Reproduce all the lines below exactly and omit the images.
** START **
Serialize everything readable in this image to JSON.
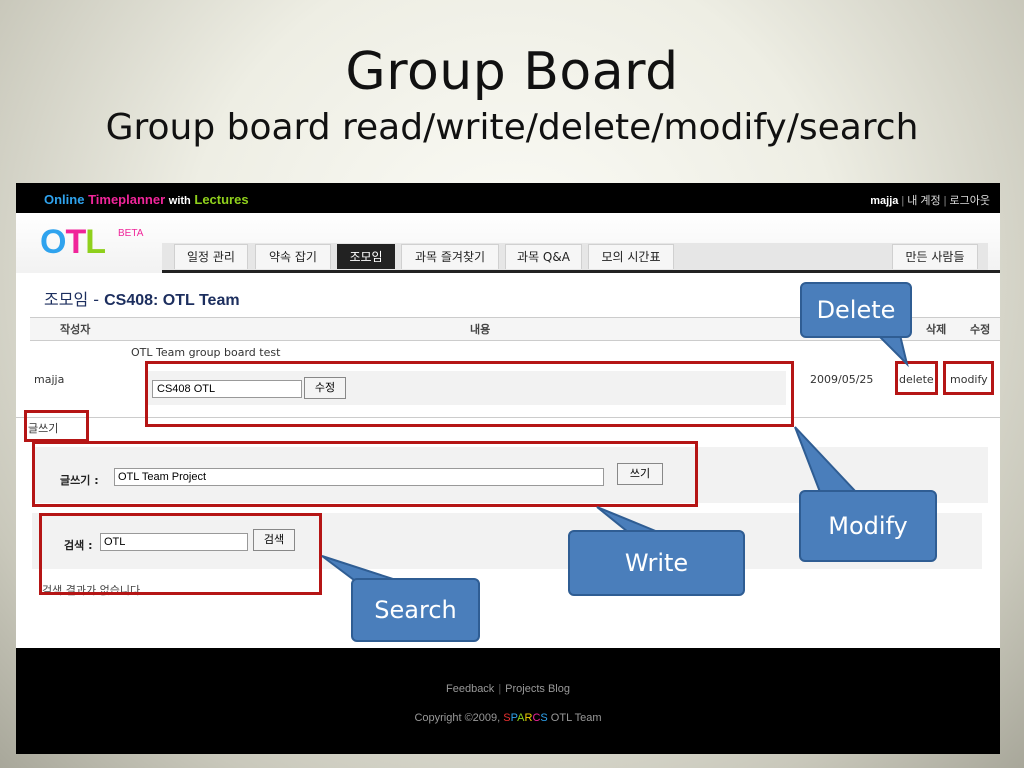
{
  "slide": {
    "title": "Group Board",
    "subtitle": "Group board read/write/delete/modify/search"
  },
  "site": {
    "brand_online": "Online",
    "brand_timeplanner": "Timeplanner",
    "brand_with": "with",
    "brand_lectures": "Lectures",
    "username": "majja",
    "account_link": "내 계정",
    "logout_link": "로그아웃",
    "logo_o": "O",
    "logo_t": "T",
    "logo_l": "L",
    "beta": "BETA"
  },
  "tabs": [
    "일정 관리",
    "약속 잡기",
    "조모임",
    "과목 즐겨찾기",
    "과목 Q&A",
    "모의 시간표"
  ],
  "tab_right": "만든 사람들",
  "page": {
    "title_prefix": "조모임 - ",
    "title_course": "CS408: OTL Team"
  },
  "table": {
    "col_author": "작성자",
    "col_content": "내용",
    "col_delete": "삭제",
    "col_edit": "수정"
  },
  "post": {
    "title": "OTL Team group board test",
    "author": "majja",
    "edit_value": "CS408 OTL",
    "edit_button": "수정",
    "date": "2009/05/25",
    "delete_link": "delete",
    "modify_link": "modify"
  },
  "write": {
    "link": "글쓰기",
    "label": "글쓰기 :",
    "value": "OTL Team Project",
    "button": "쓰기"
  },
  "search": {
    "label": "검색 :",
    "value": "OTL",
    "button": "검색",
    "no_results": "검색 결과가 없습니다."
  },
  "footer": {
    "feedback": "Feedback",
    "projects_blog": "Projects Blog",
    "copyright": "Copyright ©2009,",
    "sparcs": [
      "S",
      "P",
      "A",
      "R",
      "C",
      "S"
    ],
    "team": "OTL Team"
  },
  "callouts": {
    "delete": "Delete",
    "modify": "Modify",
    "write": "Write",
    "search": "Search"
  },
  "colors": {
    "annotation_red": "#b51515",
    "callout_blue": "#4a7ebb",
    "title_navy": "#1c2e5e"
  }
}
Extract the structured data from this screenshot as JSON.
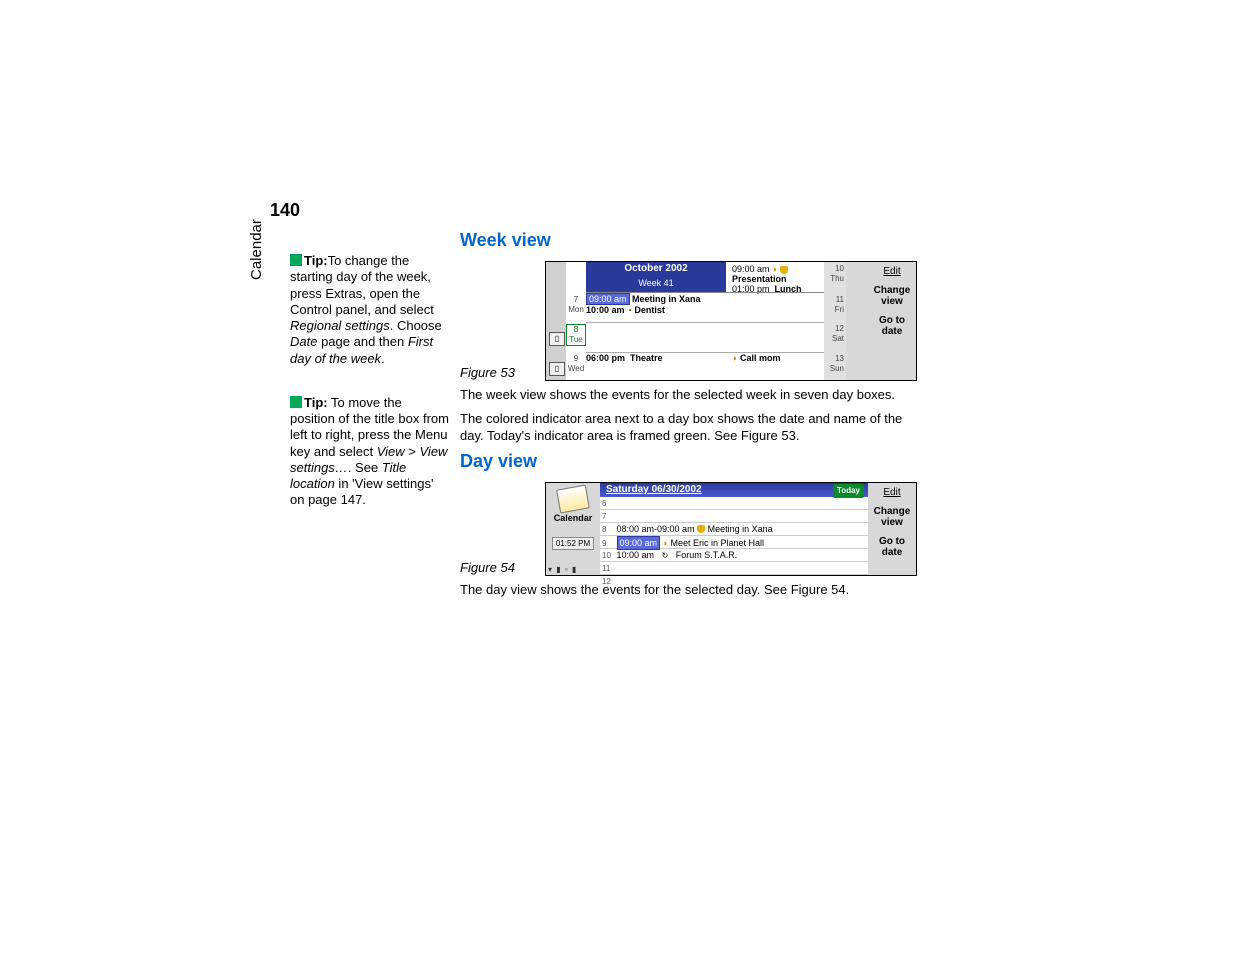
** END **
- _Task response_:
Serialize everything readable in this image to JSON.
{
  "slide": {
    "title": "Group Board",
    "subtitle": "Group board read/write/delete/modify/search"
  },
  "site": {
    "brand_online": "Online",
    "brand_timeplanner": "Timeplanner",
    "brand_with": "with",
    "brand_lectures": "Lectures",
    "username": "majja",
    "account_link": "내 계정",
    "logout_link": "로그아웃",
    "logo_o": "O",
    "logo_t": "T",
    "logo_l": "L",
    "beta": "BETA"
  },
  "tabs": [
    "일정 관리",
    "약속 잡기",
    "조모임",
    "과목 즐겨찾기",
    "과목 Q&A",
    "모의 시간표"
  ],
  "tab_right": "만든 사람들",
  "page": {
    "title_prefix": "조모임 - ",
    "title_course": "CS408: OTL Team"
  },
  "table": {
    "col_author": "작성자",
    "col_content": "내용",
    "col_delete": "삭제",
    "col_edit": "수정"
  },
  "post": {
    "title": "OTL Team group board test",
    "author": "majja",
    "edit_value": "CS408 OTL",
    "edit_button": "수정",
    "date": "2009/05/25",
    "delete_link": "delete",
    "modify_link": "modify"
  },
  "write": {
    "link": "글쓰기",
    "label": "글쓰기 :",
    "value": "OTL Team Project",
    "button": "쓰기"
  },
  "search": {
    "label": "검색 :",
    "value": "OTL",
    "button": "검색",
    "no_results": "검색 결과가 없습니다."
  },
  "footer": {
    "feedback": "Feedback",
    "projects_blog": "Projects Blog",
    "copyright": "Copyright ©2009,",
    "sparcs": [
      "S",
      "P",
      "A",
      "R",
      "C",
      "S"
    ],
    "team": "OTL Team"
  },
  "callouts": {
    "delete": "Delete",
    "modify": "Modify",
    "write": "Write",
    "search": "Search"
  },
  "colors": {
    "annotation_red": "#b51515",
    "callout_blue": "#4a7ebb",
    "title_navy": "#1c2e5e"
  }
}
Extract the structured data from this screenshot as JSON.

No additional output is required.